WORK TO BE COMPLETED => Scan the data for "What" and copy the lines it appears in.
*** DATA PROVIDED ***
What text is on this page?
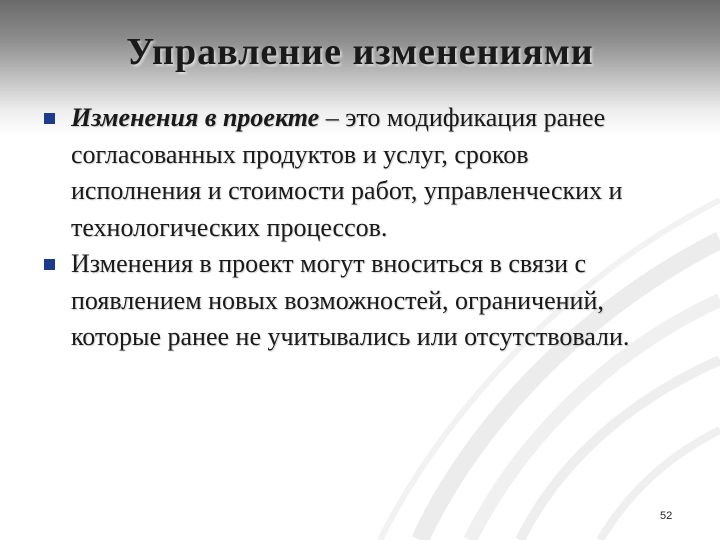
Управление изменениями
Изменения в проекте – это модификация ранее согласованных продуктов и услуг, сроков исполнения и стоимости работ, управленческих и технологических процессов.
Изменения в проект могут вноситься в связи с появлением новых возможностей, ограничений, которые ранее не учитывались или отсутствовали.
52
***
*** DATA PROVIDED ***
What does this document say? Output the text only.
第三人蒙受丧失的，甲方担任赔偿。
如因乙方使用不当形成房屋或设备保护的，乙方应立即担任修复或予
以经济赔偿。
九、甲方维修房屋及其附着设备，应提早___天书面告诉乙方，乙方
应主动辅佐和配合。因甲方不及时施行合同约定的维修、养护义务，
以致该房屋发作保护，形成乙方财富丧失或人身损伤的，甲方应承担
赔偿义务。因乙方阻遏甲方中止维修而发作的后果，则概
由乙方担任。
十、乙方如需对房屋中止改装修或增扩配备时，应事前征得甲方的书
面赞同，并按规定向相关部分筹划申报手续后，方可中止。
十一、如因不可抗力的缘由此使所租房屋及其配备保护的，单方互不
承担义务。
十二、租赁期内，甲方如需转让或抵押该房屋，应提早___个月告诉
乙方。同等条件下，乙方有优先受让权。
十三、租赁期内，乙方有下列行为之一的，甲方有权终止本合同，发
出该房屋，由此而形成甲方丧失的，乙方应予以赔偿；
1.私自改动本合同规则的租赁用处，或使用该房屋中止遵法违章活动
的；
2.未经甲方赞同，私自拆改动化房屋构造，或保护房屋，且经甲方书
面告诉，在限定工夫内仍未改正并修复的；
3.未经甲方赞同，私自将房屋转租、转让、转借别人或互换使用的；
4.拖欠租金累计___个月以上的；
***
TASK RESULT =>
What text is on this page?
What does this document say? Output the text only.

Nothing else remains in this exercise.